• _Prompt_:
List the lines of this listing that hold the word "Programmed".

Data extracted from a collection:
━━━━━━━━━━

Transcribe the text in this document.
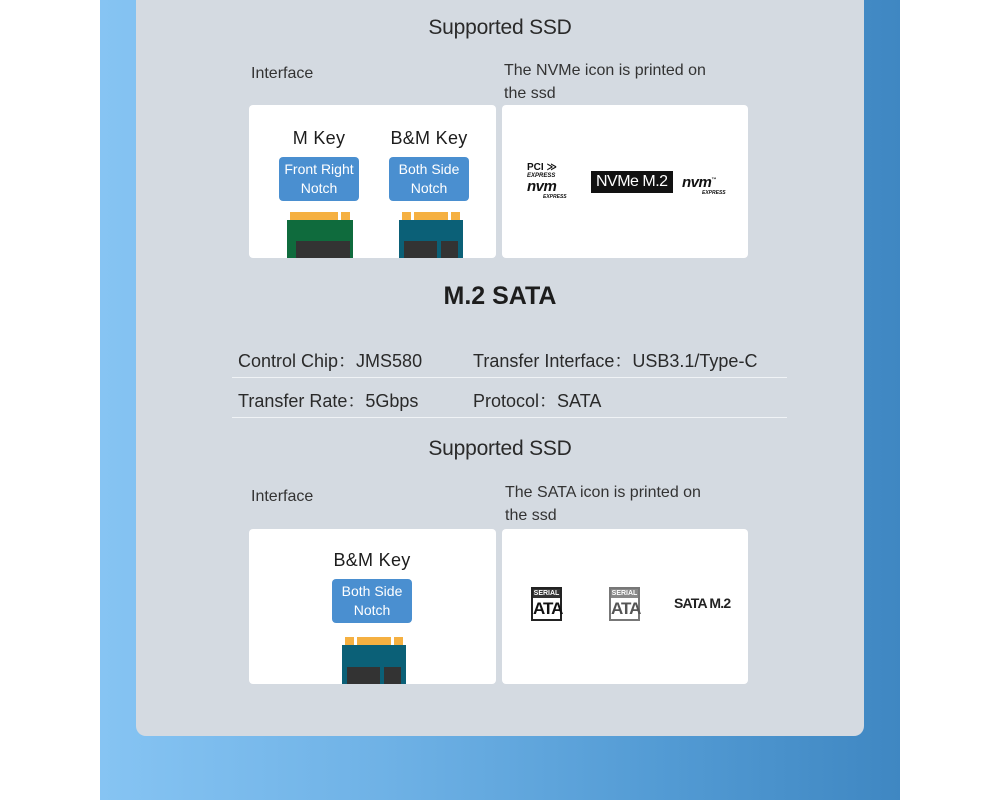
Supported SSD
Interface	The NVMe icon is printed on
the ssd
M Key
Front Right
Notch
B&M Key
Both Side
Notch
PCI ≫
EXPRESS
nvm
EXPRESS
NVMe M.2 nvm™
EXPRESS
M.2 SATA
Control Chip：JMS580	Transfer Interface：USB3.1/Type-C
Transfer Rate：5Gbps	Protocol：SATA
Supported SSD
Interface	The SATA icon is printed on
the ssd
B&M Key
Both Side
Notch
SERIAL
ATA
SERIAL
ATA SATA M.2
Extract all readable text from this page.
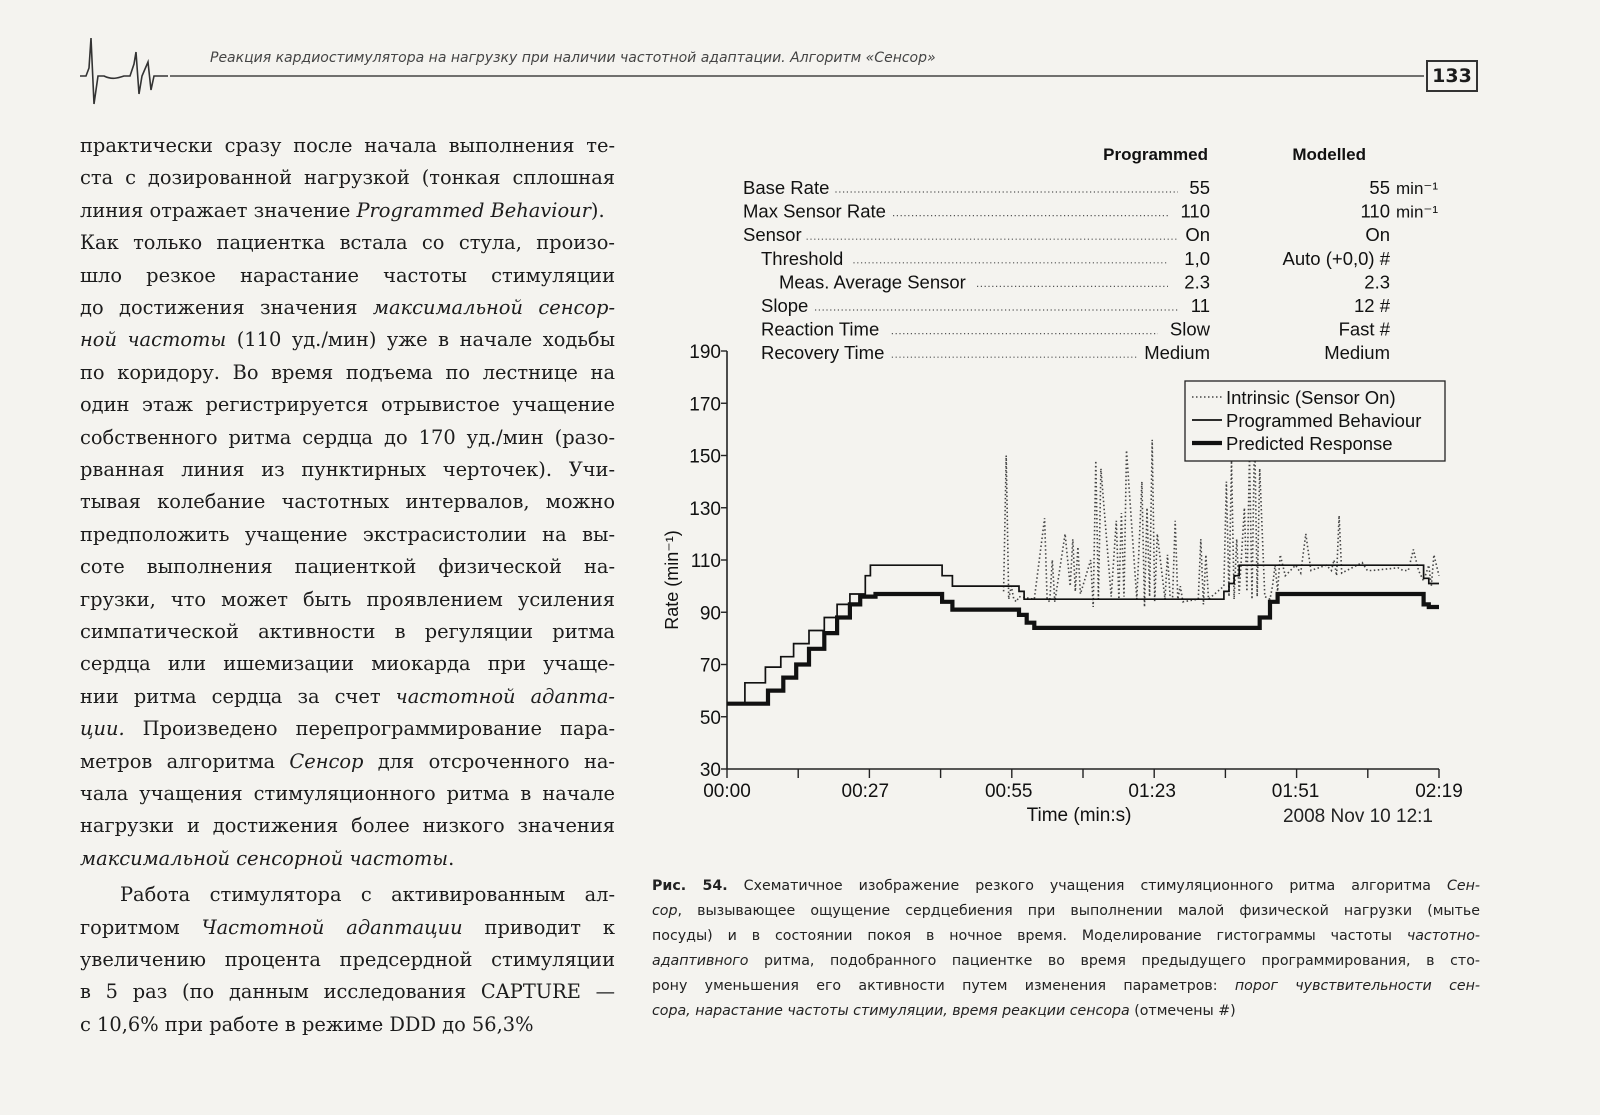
Реакция кардиостимулятора на нагрузку при наличии частотной адаптации. Алгоритм «Сенсор»
133
практически сразу после начала выполнения те-
ста с дозированной нагрузкой (тонкая сплошная
линия отражает значение Programmed Behaviour).
Как только пациентка встала со стула, произо-
шло резкое нарастание частоты стимуляции
до достижения значения максимальной сенсор-
ной частоты (110 уд./мин) уже в начале ходьбы
по коридору. Во время подъема по лестнице на
один этаж регистрируется отрывистое учащение
собственного ритма сердца до 170 уд./мин (разо-
рванная линия из пунктирных черточек). Учи-
тывая колебание частотных интервалов, можно
предположить учащение экстрасистолии на вы-
соте выполнения пациенткой физической на-
грузки, что может быть проявлением усиления
симпатической активности в регуляции ритма
сердца или ишемизации миокарда при учаще-
нии ритма сердца за счет частотной адапта-
ции. Произведено перепрограммирование пара-
метров алгоритма Сенсор для отсроченного на-
чала учащения стимуляционного ритма в начале
нагрузки и достижения более низкого значения
максимальной сенсорной частоты.
Работа стимулятора с активированным ал-
горитмом Частотной адаптации приводит к
увеличению процента предсердной стимуляции
в 5 раз (по данным исследования CAPTURE —
с 10,6% при работе в режиме DDD до 56,3%
Programmed	Modelled
Base Rate	55	55 min⁻¹
Max Sensor Rate	110	110 min⁻¹
Sensor	On	On
Threshold	1,0	Auto (+0,0) #
Meas. Average Sensor	2.3	2.3
Slope	11	12 #
Reaction Time	Slow	Fast #
Recovery Time	Medium	Medium
30
50
70
90
110
130
150
170
190
00:00	00:27	00:55	01:23	01:51	02:19
Time (min:s)
Rate (min⁻¹)
2008 Nov 10 12:1
Intrinsic (Sensor On)
Programmed Behaviour
Predicted Response
Рис. 54. Схематичное изображение резкого учащения стимуляционного ритма алгоритма Сен-
сор, вызывающее ощущение сердцебиения при выполнении малой физической нагрузки (мытье
посуды) и в состоянии покоя в ночное время. Моделирование гистограммы частоты частотно-
адаптивного ритма, подобранного пациентке во время предыдущего программирования, в сто-
рону уменьшения его активности путем изменения параметров: порог чувствительности сен-
сора, нарастание частоты стимуляции, время реакции сенсора (отмечены #)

━━━━━━━━━━

• _Response below_:
линия отражает значение Programmed Behaviour).
Programmed	Modelled
Programmed Behaviour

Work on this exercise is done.